* EXERCISE DESCRIPTION: Word for word, repeat the entries, minus the pictures.

Data entries:
============================================================
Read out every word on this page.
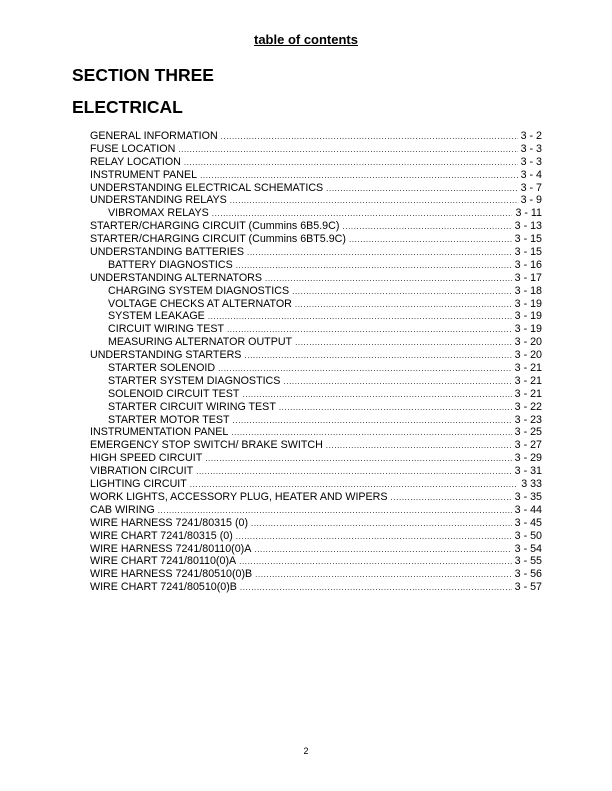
table of contents
SECTION THREE
ELECTRICAL
GENERAL INFORMATION .....	3 - 2
FUSE LOCATION .....	3 - 3
RELAY LOCATION .....	3 - 3
INSTRUMENT PANEL .....	3 - 4
UNDERSTANDING ELECTRICAL SCHEMATICS .....	3 - 7
UNDERSTANDING RELAYS .....	3 - 9
VIBROMAX RELAYS .....	3 - 11
STARTER/CHARGING CIRCUIT (Cummins 6B5.9C) .....	3 - 13
STARTER/CHARGING CIRCUIT (Cummins 6BT5.9C) .....	3 - 15
UNDERSTANDING BATTERIES .....	3 - 15
BATTERY DIAGNOSTICS .....	3 - 16
UNDERSTANDING ALTERNATORS .....	3 - 17
CHARGING SYSTEM DIAGNOSTICS .....	3 - 18
VOLTAGE CHECKS AT ALTERNATOR .....	3 - 19
SYSTEM LEAKAGE .....	3 - 19
CIRCUIT WIRING TEST .....	3 - 19
MEASURING ALTERNATOR OUTPUT .....	3 - 20
UNDERSTANDING STARTERS .....	3 - 20
STARTER SOLENOID .....	3 - 21
STARTER SYSTEM DIAGNOSTICS .....	3 - 21
SOLENOID CIRCUIT TEST .....	3 - 21
STARTER CIRCUIT WIRING TEST .....	3 - 22
STARTER MOTOR TEST .....	3 - 23
INSTRUMENTATION PANEL .....	3 - 25
EMERGENCY STOP SWITCH/ BRAKE SWITCH .....	3 - 27
HIGH SPEED CIRCUIT .....	3 - 29
VIBRATION CIRCUIT .....	3 - 31
LIGHTING CIRCUIT .....	3 33
WORK LIGHTS, ACCESSORY PLUG, HEATER AND WIPERS .....	3 - 35
CAB WIRING .....	3 - 44
WIRE HARNESS 7241/80315 (0) .....	3 - 45
WIRE CHART 7241/80315 (0) .....	3 - 50
WIRE HARNESS 7241/80110(0)A .....	3 - 54
WIRE CHART 7241/80110(0)A .....	3 - 55
WIRE HARNESS 7241/80510(0)B .....	3 - 56
WIRE CHART 7241/80510(0)B .....	3 - 57
2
============================================================
* TASK ANSWER:
Read out every word on this page.
table of contents
SECTION THREE
ELECTRICAL
GENERAL INFORMATION .....	3 - 2
FUSE LOCATION .....	3 - 3
RELAY LOCATION .....	3 - 3
INSTRUMENT PANEL .....	3 - 4
UNDERSTANDING ELECTRICAL SCHEMATICS .....	3 - 7
UNDERSTANDING RELAYS .....	3 - 9
VIBROMAX RELAYS .....	3 - 11
STARTER/CHARGING CIRCUIT (Cummins 6B5.9C) .....	3 - 13
STARTER/CHARGING CIRCUIT (Cummins 6BT5.9C) .....	3 - 15
UNDERSTANDING BATTERIES .....	3 - 15
BATTERY DIAGNOSTICS .....	3 - 16
UNDERSTANDING ALTERNATORS .....	3 - 17
CHARGING SYSTEM DIAGNOSTICS .....	3 - 18
VOLTAGE CHECKS AT ALTERNATOR .....	3 - 19
SYSTEM LEAKAGE .....	3 - 19
CIRCUIT WIRING TEST .....	3 - 19
MEASURING ALTERNATOR OUTPUT .....	3 - 20
UNDERSTANDING STARTERS .....	3 - 20
STARTER SOLENOID .....	3 - 21
STARTER SYSTEM DIAGNOSTICS .....	3 - 21
SOLENOID CIRCUIT TEST .....	3 - 21
STARTER CIRCUIT WIRING TEST .....	3 - 22
STARTER MOTOR TEST .....	3 - 23
INSTRUMENTATION PANEL .....	3 - 25
EMERGENCY STOP SWITCH/ BRAKE SWITCH .....	3 - 27
HIGH SPEED CIRCUIT .....	3 - 29
VIBRATION CIRCUIT .....	3 - 31
LIGHTING CIRCUIT .....	3 33
WORK LIGHTS, ACCESSORY PLUG, HEATER AND WIPERS .....	3 - 35
CAB WIRING .....	3 - 44
WIRE HARNESS 7241/80315 (0) .....	3 - 45
WIRE CHART 7241/80315 (0) .....	3 - 50
WIRE HARNESS 7241/80110(0)A .....	3 - 54
WIRE CHART 7241/80110(0)A .....	3 - 55
WIRE HARNESS 7241/80510(0)B .....	3 - 56
WIRE CHART 7241/80510(0)B .....	3 - 57
2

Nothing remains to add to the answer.